# Instructions to follow
Take the data below and repeat it exactly.

# Data for the task
------------------------------

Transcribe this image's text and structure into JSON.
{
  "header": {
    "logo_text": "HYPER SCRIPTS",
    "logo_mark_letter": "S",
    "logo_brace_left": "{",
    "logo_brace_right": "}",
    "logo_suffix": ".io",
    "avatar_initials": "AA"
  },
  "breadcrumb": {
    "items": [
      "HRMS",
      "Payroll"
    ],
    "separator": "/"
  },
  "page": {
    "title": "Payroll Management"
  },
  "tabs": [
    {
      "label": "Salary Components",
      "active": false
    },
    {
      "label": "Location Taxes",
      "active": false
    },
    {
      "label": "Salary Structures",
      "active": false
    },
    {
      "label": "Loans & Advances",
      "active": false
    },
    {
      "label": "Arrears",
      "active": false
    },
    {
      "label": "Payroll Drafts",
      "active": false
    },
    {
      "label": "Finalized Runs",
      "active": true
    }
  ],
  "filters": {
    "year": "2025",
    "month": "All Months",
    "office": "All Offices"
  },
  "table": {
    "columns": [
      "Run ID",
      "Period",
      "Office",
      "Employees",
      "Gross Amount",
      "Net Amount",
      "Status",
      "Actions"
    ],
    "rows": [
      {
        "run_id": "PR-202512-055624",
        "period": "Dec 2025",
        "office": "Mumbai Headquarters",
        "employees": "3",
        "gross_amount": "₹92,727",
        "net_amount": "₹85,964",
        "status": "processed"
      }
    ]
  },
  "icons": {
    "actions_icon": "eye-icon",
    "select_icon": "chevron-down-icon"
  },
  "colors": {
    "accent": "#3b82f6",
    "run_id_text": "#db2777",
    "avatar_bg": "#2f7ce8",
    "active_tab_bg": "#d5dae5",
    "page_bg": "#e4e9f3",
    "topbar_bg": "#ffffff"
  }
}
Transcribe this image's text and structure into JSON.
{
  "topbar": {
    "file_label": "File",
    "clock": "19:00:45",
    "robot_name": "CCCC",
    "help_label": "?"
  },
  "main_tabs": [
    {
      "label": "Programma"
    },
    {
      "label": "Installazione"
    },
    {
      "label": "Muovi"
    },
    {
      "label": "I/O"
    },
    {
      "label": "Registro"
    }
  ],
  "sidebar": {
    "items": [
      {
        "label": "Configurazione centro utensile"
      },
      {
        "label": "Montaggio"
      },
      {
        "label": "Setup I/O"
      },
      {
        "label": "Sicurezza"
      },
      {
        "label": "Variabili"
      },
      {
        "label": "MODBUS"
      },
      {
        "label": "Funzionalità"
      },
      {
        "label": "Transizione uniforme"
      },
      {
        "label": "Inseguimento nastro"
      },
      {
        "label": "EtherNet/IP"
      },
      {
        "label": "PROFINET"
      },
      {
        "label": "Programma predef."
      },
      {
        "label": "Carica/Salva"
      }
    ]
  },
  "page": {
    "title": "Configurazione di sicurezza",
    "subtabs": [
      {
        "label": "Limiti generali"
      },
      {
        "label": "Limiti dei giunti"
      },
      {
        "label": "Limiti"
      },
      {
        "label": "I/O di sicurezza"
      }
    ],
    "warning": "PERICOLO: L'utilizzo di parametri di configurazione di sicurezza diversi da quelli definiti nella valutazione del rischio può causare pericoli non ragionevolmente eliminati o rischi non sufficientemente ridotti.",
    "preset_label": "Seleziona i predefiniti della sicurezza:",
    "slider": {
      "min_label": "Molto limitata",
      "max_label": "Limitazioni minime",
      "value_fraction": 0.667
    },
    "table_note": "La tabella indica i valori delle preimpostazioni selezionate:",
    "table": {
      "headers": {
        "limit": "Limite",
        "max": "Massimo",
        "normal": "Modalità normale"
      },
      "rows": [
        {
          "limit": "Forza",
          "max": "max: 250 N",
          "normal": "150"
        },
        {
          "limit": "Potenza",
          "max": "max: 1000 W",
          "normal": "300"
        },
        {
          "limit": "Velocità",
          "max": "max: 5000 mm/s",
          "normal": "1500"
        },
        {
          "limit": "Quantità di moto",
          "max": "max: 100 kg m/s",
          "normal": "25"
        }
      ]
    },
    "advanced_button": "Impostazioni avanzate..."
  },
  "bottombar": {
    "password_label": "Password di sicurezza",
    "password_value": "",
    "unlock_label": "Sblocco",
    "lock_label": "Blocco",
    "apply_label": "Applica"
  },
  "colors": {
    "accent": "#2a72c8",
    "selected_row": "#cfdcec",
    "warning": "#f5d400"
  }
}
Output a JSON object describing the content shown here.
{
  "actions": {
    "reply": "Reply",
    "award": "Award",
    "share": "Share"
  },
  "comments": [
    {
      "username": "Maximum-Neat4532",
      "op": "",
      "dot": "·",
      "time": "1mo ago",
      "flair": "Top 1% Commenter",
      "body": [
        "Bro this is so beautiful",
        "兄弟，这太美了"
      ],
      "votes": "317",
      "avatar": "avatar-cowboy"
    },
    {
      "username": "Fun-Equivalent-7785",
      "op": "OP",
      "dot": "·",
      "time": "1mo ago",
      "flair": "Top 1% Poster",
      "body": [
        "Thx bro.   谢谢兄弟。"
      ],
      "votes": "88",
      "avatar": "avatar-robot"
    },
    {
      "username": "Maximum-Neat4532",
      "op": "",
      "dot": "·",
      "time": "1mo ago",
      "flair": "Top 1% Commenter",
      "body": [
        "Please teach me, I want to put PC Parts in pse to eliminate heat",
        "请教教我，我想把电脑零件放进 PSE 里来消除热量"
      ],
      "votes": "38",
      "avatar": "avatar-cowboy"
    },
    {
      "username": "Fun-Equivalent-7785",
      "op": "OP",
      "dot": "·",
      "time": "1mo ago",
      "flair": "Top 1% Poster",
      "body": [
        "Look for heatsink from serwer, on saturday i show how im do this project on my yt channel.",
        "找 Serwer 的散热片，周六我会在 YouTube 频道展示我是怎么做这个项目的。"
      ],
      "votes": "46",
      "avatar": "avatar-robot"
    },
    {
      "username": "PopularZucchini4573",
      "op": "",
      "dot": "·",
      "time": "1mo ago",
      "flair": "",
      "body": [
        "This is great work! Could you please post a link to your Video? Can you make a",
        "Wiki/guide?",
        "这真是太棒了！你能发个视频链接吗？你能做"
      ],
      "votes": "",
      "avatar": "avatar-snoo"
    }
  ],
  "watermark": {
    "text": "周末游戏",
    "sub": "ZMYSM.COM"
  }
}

------------------------------

# Correct response
Transcribe this image's text and structure into JSON.
{
  "header": {
    "logo_text": "HYPER SCRIPTS",
    "logo_mark_letter": "S",
    "logo_brace_left": "{",
    "logo_brace_right": "}",
    "logo_suffix": ".io",
    "avatar_initials": "AA"
  },
  "breadcrumb": {
    "items": [
      "HRMS",
      "Payroll"
    ],
    "separator": "/"
  },
  "page": {
    "title": "Payroll Management"
  },
  "tabs": [
    {
      "label": "Salary Components",
      "active": false
    },
    {
      "label": "Location Taxes",
      "active": false
    },
    {
      "label": "Salary Structures",
      "active": false
    },
    {
      "label": "Loans & Advances",
      "active": false
    },
    {
      "label": "Arrears",
      "active": false
    },
    {
      "label": "Payroll Drafts",
      "active": false
    },
    {
      "label": "Finalized Runs",
      "active": true
    }
  ],
  "filters": {
    "year": "2025",
    "month": "All Months",
    "office": "All Offices"
  },
  "table": {
    "columns": [
      "Run ID",
      "Period",
      "Office",
      "Employees",
      "Gross Amount",
      "Net Amount",
      "Status",
      "Actions"
    ],
    "rows": [
      {
        "run_id": "PR-202512-055624",
        "period": "Dec 2025",
        "office": "Mumbai Headquarters",
        "employees": "3",
        "gross_amount": "₹92,727",
        "net_amount": "₹85,964",
        "status": "processed"
      }
    ]
  },
  "icons": {
    "actions_icon": "eye-icon",
    "select_icon": "chevron-down-icon"
  },
  "colors": {
    "accent": "#3b82f6",
    "run_id_text": "#db2777",
    "avatar_bg": "#2f7ce8",
    "active_tab_bg": "#d5dae5",
    "page_bg": "#e4e9f3",
    "topbar_bg": "#ffffff"
  }
}
Transcribe this image's text and structure into JSON.
{
  "topbar": {
    "file_label": "File",
    "clock": "19:00:45",
    "robot_name": "CCCC",
    "help_label": "?"
  },
  "main_tabs": [
    {
      "label": "Programma"
    },
    {
      "label": "Installazione"
    },
    {
      "label": "Muovi"
    },
    {
      "label": "I/O"
    },
    {
      "label": "Registro"
    }
  ],
  "sidebar": {
    "items": [
      {
        "label": "Configurazione centro utensile"
      },
      {
        "label": "Montaggio"
      },
      {
        "label": "Setup I/O"
      },
      {
        "label": "Sicurezza"
      },
      {
        "label": "Variabili"
      },
      {
        "label": "MODBUS"
      },
      {
        "label": "Funzionalità"
      },
      {
        "label": "Transizione uniforme"
      },
      {
        "label": "Inseguimento nastro"
      },
      {
        "label": "EtherNet/IP"
      },
      {
        "label": "PROFINET"
      },
      {
        "label": "Programma predef."
      },
      {
        "label": "Carica/Salva"
      }
    ]
  },
  "page": {
    "title": "Configurazione di sicurezza",
    "subtabs": [
      {
        "label": "Limiti generali"
      },
      {
        "label": "Limiti dei giunti"
      },
      {
        "label": "Limiti"
      },
      {
        "label": "I/O di sicurezza"
      }
    ],
    "warning": "PERICOLO: L'utilizzo di parametri di configurazione di sicurezza diversi da quelli definiti nella valutazione del rischio può causare pericoli non ragionevolmente eliminati o rischi non sufficientemente ridotti.",
    "preset_label": "Seleziona i predefiniti della sicurezza:",
    "slider": {
      "min_label": "Molto limitata",
      "max_label": "Limitazioni minime",
      "value_fraction": 0.667
    },
    "table_note": "La tabella indica i valori delle preimpostazioni selezionate:",
    "table": {
      "headers": {
        "limit": "Limite",
        "max": "Massimo",
        "normal": "Modalità normale"
      },
      "rows": [
        {
          "limit": "Forza",
          "max": "max: 250 N",
          "normal": "150"
        },
        {
          "limit": "Potenza",
          "max": "max: 1000 W",
          "normal": "300"
        },
        {
          "limit": "Velocità",
          "max": "max: 5000 mm/s",
          "normal": "1500"
        },
        {
          "limit": "Quantità di moto",
          "max": "max: 100 kg m/s",
          "normal": "25"
        }
      ]
    },
    "advanced_button": "Impostazioni avanzate..."
  },
  "bottombar": {
    "password_label": "Password di sicurezza",
    "password_value": "",
    "unlock_label": "Sblocco",
    "lock_label": "Blocco",
    "apply_label": "Applica"
  },
  "colors": {
    "accent": "#2a72c8",
    "selected_row": "#cfdcec",
    "warning": "#f5d400"
  }
}
Output a JSON object describing the content shown here.
{
  "actions": {
    "reply": "Reply",
    "award": "Award",
    "share": "Share"
  },
  "comments": [
    {
      "username": "Maximum-Neat4532",
      "op": "",
      "dot": "·",
      "time": "1mo ago",
      "flair": "Top 1% Commenter",
      "body": [
        "Bro this is so beautiful",
        "兄弟，这太美了"
      ],
      "votes": "317",
      "avatar": "avatar-cowboy"
    },
    {
      "username": "Fun-Equivalent-7785",
      "op": "OP",
      "dot": "·",
      "time": "1mo ago",
      "flair": "Top 1% Poster",
      "body": [
        "Thx bro.   谢谢兄弟。"
      ],
      "votes": "88",
      "avatar": "avatar-robot"
    },
    {
      "username": "Maximum-Neat4532",
      "op": "",
      "dot": "·",
      "time": "1mo ago",
      "flair": "Top 1% Commenter",
      "body": [
        "Please teach me, I want to put PC Parts in pse to eliminate heat",
        "请教教我，我想把电脑零件放进 PSE 里来消除热量"
      ],
      "votes": "38",
      "avatar": "avatar-cowboy"
    },
    {
      "username": "Fun-Equivalent-7785",
      "op": "OP",
      "dot": "·",
      "time": "1mo ago",
      "flair": "Top 1% Poster",
      "body": [
        "Look for heatsink from serwer, on saturday i show how im do this project on my yt channel.",
        "找 Serwer 的散热片，周六我会在 YouTube 频道展示我是怎么做这个项目的。"
      ],
      "votes": "46",
      "avatar": "avatar-robot"
    },
    {
      "username": "PopularZucchini4573",
      "op": "",
      "dot": "·",
      "time": "1mo ago",
      "flair": "",
      "body": [
        "This is great work! Could you please post a link to your Video? Can you make a",
        "Wiki/guide?",
        "这真是太棒了！你能发个视频链接吗？你能做"
      ],
      "votes": "",
      "avatar": "avatar-snoo"
    }
  ],
  "watermark": {
    "text": "周末游戏",
    "sub": "ZMYSM.COM"
  }
}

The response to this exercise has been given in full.